-- Exercise task a --
Copy out the passage of the Bollywood film review that opens with the words containing "Indian cinema will" and closes with "almost touch it.".
* start Text block *
Wednesday, June 20, 2007

jhoom barabar jhoom

If what follows is tl;dr, a summary: Wow, I had an outrageously good time. After all, a couple of good yarns, a dinky dress or two, and the cobra dance. Is there anything else in life worth paying attention to? Overload! Overload! I FEEL SO ALIVE.


Full Story:

A hundred years from now, Bollywood will not exist.

Indian cinema will implode and morph into something we can only dream of at present. It will become something organic and edgier, perhaps. Independent, regional cinema will flourish again. We will give ourselves over to our traditional strength, telling well-plotted, emotionally honest stories in polished, complex ways, and be internationally renowned for it.

I know this because I have seen the future. It isn't Jhoom Barabar Jhoom, but it's around the corner from it. It's so close I can almost touch it.

Having seen a couple of brave, partially successful attempts at making an honest industry of Bollywood over the last month, like Metro and Cheeni Kum, I feel confident that we can only get better at keeping our shit together. In the meanwhile, we marvel and laugh at surreally enjoyable meta-Bollywood. Now nothing pretends to be real anymore. This isn't the year of the blockbuster meta-film, I know, because JBJ only follows on from its predecessors, Main Hoon Na and so on, but it is perhaps the best example of its kind in modern Bollywood - because it employs all the weapons in its arsenal without the sly deprecation and insincerity of the Khan vehicles of the last couple of years. There's neither cynicism nor sentimentality at work here. It's not a film about its stars, although stars it has aplenty. It's not about its locations, although there is some glorious work in Paris, Agra and London on sight here. You're not expected to treat them as something worth the ticket price, they're background. It's not about overtones, underlying meanings, or central themes. Its about story and song and the accidents of this big old piss-up in which human beings operate.
* end Text block *
* start Information provided *
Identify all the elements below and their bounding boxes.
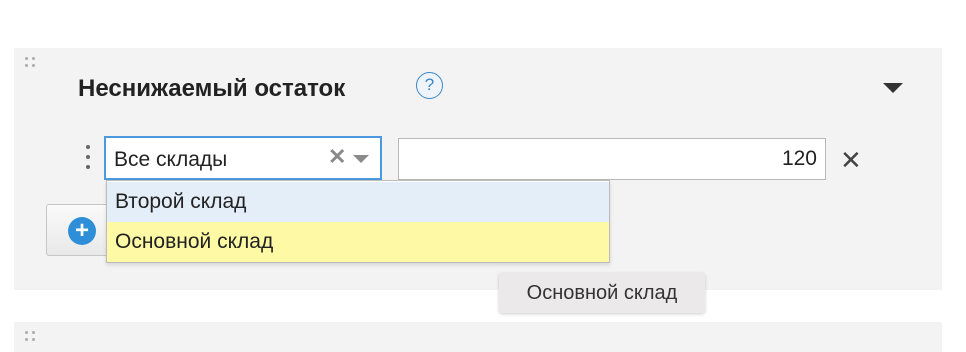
row-drag-handle-icon[interactable]: [85, 145, 91, 171]
section-drag-handle-icon[interactable]: [25, 331, 39, 345]
tooltip: Основной склад: [499, 273, 705, 313]
dropdown-option[interactable]: Основной склад: [107, 222, 609, 262]
remove-row-icon[interactable]: ✕: [840, 147, 862, 173]
chevron-down-icon[interactable]: [353, 155, 369, 163]
warehouse-dropdown-list: Второй склад Основной склад: [106, 180, 610, 263]
section-drag-handle-icon[interactable]: [25, 57, 39, 71]
quantity-input[interactable]: [398, 138, 826, 180]
collapse-triangle-icon[interactable]: [883, 83, 903, 93]
section-title: Неснижаемый остаток: [78, 75, 346, 102]
plus-circle-icon: +: [68, 217, 96, 245]
next-section-panel: [14, 322, 942, 352]
dropdown-option[interactable]: Второй склад: [107, 182, 609, 222]
warehouse-select[interactable]: Все склады ✕: [104, 136, 382, 180]
warehouse-select-value: Все склады: [114, 148, 228, 171]
help-icon[interactable]: ?: [416, 72, 443, 99]
clear-selection-icon[interactable]: ✕: [328, 146, 346, 168]
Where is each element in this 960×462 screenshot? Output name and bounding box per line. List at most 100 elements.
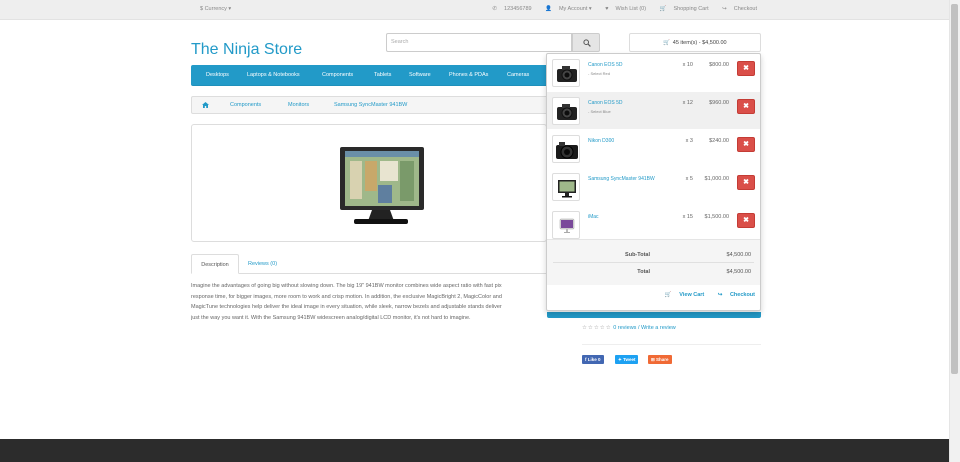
top-bar: $ Currency ▾ ✆ 123456789 👤 My Account ▾ ♥ W… <box>0 0 949 20</box>
tweet-label: Tweet <box>623 357 636 362</box>
currency-dropdown[interactable]: $ Currency ▾ <box>200 6 231 12</box>
cart-item: Canon EOS 5D - Select Blue x 12 $960.00 … <box>547 92 760 129</box>
cart-item-thumb[interactable] <box>552 135 580 163</box>
share-icon: ↪ <box>717 292 723 298</box>
wishlist-label: Wish List (0) <box>615 6 647 12</box>
remove-item-button[interactable]: ✖ <box>737 137 755 152</box>
cart-item-option: - Select Red <box>588 71 611 76</box>
currency-label: $ Currency <box>200 6 227 12</box>
cart-item: iMac x 15 $1,500.00 ✖ <box>547 206 760 243</box>
remove-item-button[interactable]: ✖ <box>737 61 755 76</box>
close-icon: ✖ <box>743 179 749 186</box>
remove-item-button[interactable]: ✖ <box>737 175 755 190</box>
reviews-count-link[interactable]: 0 reviews <box>613 325 636 331</box>
cart-item: Samsung SyncMaster 941BW x 5 $1,000.00 ✖ <box>547 168 760 205</box>
menu-item-laptops[interactable]: Laptops & Notebooks <box>247 72 300 78</box>
cart-button[interactable]: 🛒 45 item(s) - $4,500.00 <box>629 33 761 52</box>
total-label: Total <box>637 269 650 275</box>
phone-link[interactable]: ✆ 123456789 <box>486 6 531 12</box>
like-label: Like 0 <box>587 357 601 362</box>
cart-item-qty: x 5 <box>685 176 693 182</box>
cart-item-name[interactable]: iMac <box>588 214 599 220</box>
reviews-line: ☆☆☆☆☆ 0 reviews / Write a review <box>582 325 676 331</box>
menu-item-tablets[interactable]: Tablets <box>374 72 391 78</box>
cart-item-thumb[interactable] <box>552 173 580 201</box>
breadcrumb-monitors[interactable]: Monitors <box>288 102 309 108</box>
tab-reviews[interactable]: Reviews (0) <box>248 254 277 274</box>
tweet-button[interactable]: ✦ Tweet <box>615 355 639 364</box>
breadcrumb-product[interactable]: Samsung SyncMaster 941BW <box>334 102 407 108</box>
search-input[interactable]: Search <box>386 33 572 52</box>
dropdown-checkout-link[interactable]: ↪ Checkout <box>712 292 755 298</box>
cart-item-thumb[interactable] <box>552 97 580 125</box>
monitor-icon <box>558 180 576 198</box>
description-line: just the way you want it. With the Samsu… <box>191 314 471 321</box>
user-icon: 👤 <box>545 6 552 12</box>
cart-item-qty: x 12 <box>682 100 693 106</box>
product-tabs: Description Reviews (0) <box>191 254 547 274</box>
write-review-link[interactable]: Write a review <box>641 325 676 331</box>
camera-icon <box>556 142 578 159</box>
cart-item-name[interactable]: Canon EOS 5D <box>588 100 622 106</box>
cart-item-qty: x 15 <box>682 214 693 220</box>
cart-dropdown: Canon EOS 5D - Select Red x 10 $800.00 ✖… <box>546 53 761 311</box>
cart-item-qty: x 10 <box>682 62 693 68</box>
remove-item-button[interactable]: ✖ <box>737 213 755 228</box>
menu-item-cameras[interactable]: Cameras <box>507 72 529 78</box>
description-line: MagicTune technologies help deliver the … <box>191 304 502 310</box>
share-label: Share <box>656 357 669 362</box>
cart-totals: Sub-Total $4,500.00 Total $4,500.00 <box>547 239 760 285</box>
plus-icon: ⊞ <box>651 357 655 362</box>
search-button[interactable] <box>572 33 600 52</box>
view-cart-link[interactable]: 🛒 View Cart <box>659 292 704 298</box>
cart-item: Nikon D300 x 3 $240.00 ✖ <box>547 130 760 167</box>
cart-dropdown-links: 🛒 View Cart ↪ Checkout <box>653 292 755 298</box>
facebook-icon: f <box>585 357 587 362</box>
cart-item-price: $1,000.00 <box>704 176 729 182</box>
remove-item-button[interactable]: ✖ <box>737 99 755 114</box>
cart-icon: 🛒 <box>663 40 671 46</box>
description-line: Imagine the advantages of going big with… <box>191 283 502 289</box>
breadcrumb-components[interactable]: Components <box>230 102 261 108</box>
rating-stars-icon: ☆☆☆☆☆ <box>582 325 612 331</box>
product-image[interactable] <box>191 124 547 242</box>
footer <box>0 439 949 462</box>
close-icon: ✖ <box>743 141 749 148</box>
subtotal-value: $4,500.00 <box>726 252 751 258</box>
cart-item-name[interactable]: Samsung SyncMaster 941BW <box>588 176 655 182</box>
shopping-cart-label: Shopping Cart <box>673 6 709 12</box>
view-cart-label: View Cart <box>679 292 705 298</box>
menu-item-software[interactable]: Software <box>409 72 431 78</box>
home-icon[interactable] <box>202 102 209 110</box>
add-to-cart-button[interactable] <box>547 312 761 318</box>
search-icon <box>583 39 591 47</box>
cart-item-qty: x 3 <box>685 138 693 144</box>
close-icon: ✖ <box>743 103 749 110</box>
top-links: ✆ 123456789 👤 My Account ▾ ♥ Wish List (0) … <box>480 6 757 12</box>
menu-item-phones[interactable]: Phones & PDAs <box>449 72 488 78</box>
checkout-link[interactable]: ↪ Checkout <box>716 6 757 12</box>
menu-item-components[interactable]: Components <box>322 72 353 78</box>
cart-item-price: $240.00 <box>709 138 729 144</box>
cart-icon: 🛒 <box>664 292 672 298</box>
share-button[interactable]: ⊞ Share <box>648 355 672 364</box>
cart-item-thumb[interactable] <box>552 211 580 239</box>
facebook-like-button[interactable]: f Like 0 <box>582 355 604 364</box>
shopping-cart-link[interactable]: 🛒 Shopping Cart <box>654 6 709 12</box>
my-account-link[interactable]: 👤 My Account ▾ <box>539 6 592 12</box>
cart-item-thumb[interactable] <box>552 59 580 87</box>
cart-item: Canon EOS 5D - Select Red x 10 $800.00 ✖ <box>547 54 760 91</box>
description-line: response time, for bigger images, more r… <box>191 293 502 300</box>
store-logo[interactable]: The Ninja Store <box>191 41 302 59</box>
camera-icon <box>557 66 577 82</box>
cart-item-name[interactable]: Nikon D300 <box>588 138 614 144</box>
menu-item-desktops[interactable]: Desktops <box>206 72 229 78</box>
scrollbar-thumb[interactable] <box>951 4 958 374</box>
search-placeholder: Search <box>391 39 409 45</box>
close-icon: ✖ <box>743 217 749 224</box>
wishlist-link[interactable]: ♥ Wish List (0) <box>599 6 646 12</box>
cart-item-name[interactable]: Canon EOS 5D <box>588 62 622 68</box>
dropdown-checkout-label: Checkout <box>729 292 755 298</box>
phone-label: 123456789 <box>504 6 532 12</box>
tab-description[interactable]: Description <box>191 254 239 274</box>
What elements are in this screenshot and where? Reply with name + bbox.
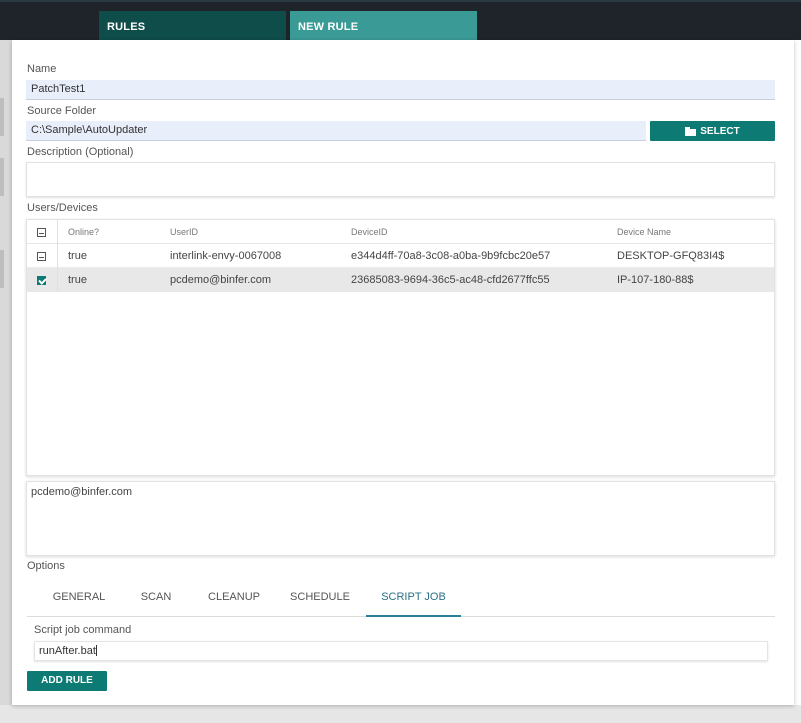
description-label: Description (Optional) <box>27 146 134 158</box>
add-rule-button[interactable]: ADD RULE <box>27 671 107 691</box>
folder-icon <box>685 127 697 136</box>
new-rule-panel: Name PatchTest1 Source Folder C:\Sample\… <box>12 40 794 705</box>
gutter-mark <box>0 250 4 288</box>
cell-device-name: IP-107-180-88$ <box>617 274 694 286</box>
selected-devices-box[interactable]: pcdemo@binfer.com <box>26 481 775 556</box>
script-command-label: Script job command <box>34 624 132 636</box>
tab-scan[interactable]: SCAN <box>123 583 189 617</box>
options-label: Options <box>27 560 65 572</box>
cell-userid: pcdemo@binfer.com <box>170 274 272 286</box>
select-all-checkbox[interactable] <box>37 228 46 237</box>
left-gutter <box>0 40 12 723</box>
col-userid[interactable]: UserID <box>170 220 198 244</box>
tab-script-job[interactable]: SCRIPT JOB <box>366 583 461 617</box>
gutter-mark <box>0 98 4 136</box>
row-select-cell <box>27 244 58 268</box>
cell-deviceid: e344d4ff-70a8-3c08-a0ba-9b9fcbc20e57 <box>351 250 551 262</box>
row-select-cell <box>27 268 58 292</box>
source-folder-input[interactable]: C:\Sample\AutoUpdater <box>26 121 646 141</box>
bottom-band <box>0 705 801 723</box>
name-input[interactable]: PatchTest1 <box>26 80 775 100</box>
script-command-input[interactable]: runAfter.bat <box>34 641 768 661</box>
description-input[interactable] <box>26 162 775 197</box>
cell-deviceid: 23685083-9694-36c5-ac48-cfd2677ffc55 <box>351 274 550 286</box>
cell-online: true <box>68 250 87 262</box>
script-command-value: runAfter.bat <box>39 645 96 657</box>
col-deviceid[interactable]: DeviceID <box>351 220 388 244</box>
col-device-name[interactable]: Device Name <box>617 220 671 244</box>
source-folder-label: Source Folder <box>27 105 97 117</box>
tab-schedule[interactable]: SCHEDULE <box>279 583 361 617</box>
select-folder-button[interactable]: SELECT <box>650 121 775 141</box>
cell-online: true <box>68 274 87 286</box>
tab-cleanup[interactable]: CLEANUP <box>193 583 275 617</box>
options-tabs: GENERAL SCAN CLEANUP SCHEDULE SCRIPT JOB <box>27 583 775 617</box>
select-all-cell <box>27 220 58 244</box>
top-bar: RULES NEW RULE <box>0 0 801 42</box>
cell-device-name: DESKTOP-GFQ83I4$ <box>617 250 725 262</box>
tab-general[interactable]: GENERAL <box>37 583 121 617</box>
col-online[interactable]: Online? <box>68 220 99 244</box>
name-label: Name <box>27 63 57 75</box>
tab-new-rule[interactable]: NEW RULE <box>290 11 477 42</box>
table-row[interactable]: true interlink-envy-0067008 e344d4ff-70a… <box>27 244 774 268</box>
tab-rules[interactable]: RULES <box>99 11 286 42</box>
cell-userid: interlink-envy-0067008 <box>170 250 282 262</box>
table-row[interactable]: true pcdemo@binfer.com 23685083-9694-36c… <box>27 268 774 292</box>
table-header: Online? UserID DeviceID Device Name <box>27 220 774 244</box>
select-button-label: SELECT <box>700 125 740 137</box>
row-checkbox[interactable] <box>37 276 46 285</box>
users-devices-label: Users/Devices <box>27 202 98 214</box>
gutter-mark <box>0 158 4 196</box>
devices-table: Online? UserID DeviceID Device Name true… <box>26 219 775 476</box>
text-caret <box>95 645 97 656</box>
row-checkbox[interactable] <box>37 252 46 261</box>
* end Information provided *
-- Exercise task b --
From the rows, take the part that opens with the line containing "description-label: Description (Optional)" and closes with the line containing "cell-device-name: IP-107-180-88$ <box>617", both ends included. Present only those lines as a JSON list of strings, one string per line, leaving out blank lines.

-- Finished answer a --
Indian cinema will implode and morph into something we can only dream of at present. It will become something organic and edgier, perhaps. Independent, regional cinema will flourish again. We will give ourselves over to our traditional strength, telling well-plotted, emotionally honest stories in polished, complex ways, and be internationally renowned for it.

I know this because I have seen the future. It isn't Jhoom Barabar Jhoom, but it's around the corner from it. It's so close I can almost touch it.

-- Finished answer b --
[
  "description-label: Description (Optional) <box>27 146 134 158</box>",
  "add-rule-button[interactable]: ADD RULE <box>27 671 107 691</box>",
  "folder-icon <box>685 127 697 136</box>",
  "new-rule-panel: Name PatchTest1 Source Folder C:\\Sample\\… <box>12 40 794 705</box>",
  "gutter-mark <box>0 250 4 288</box>",
  "cell-device-name: IP-107-180-88$ <box>617 274 694 286</box>"
]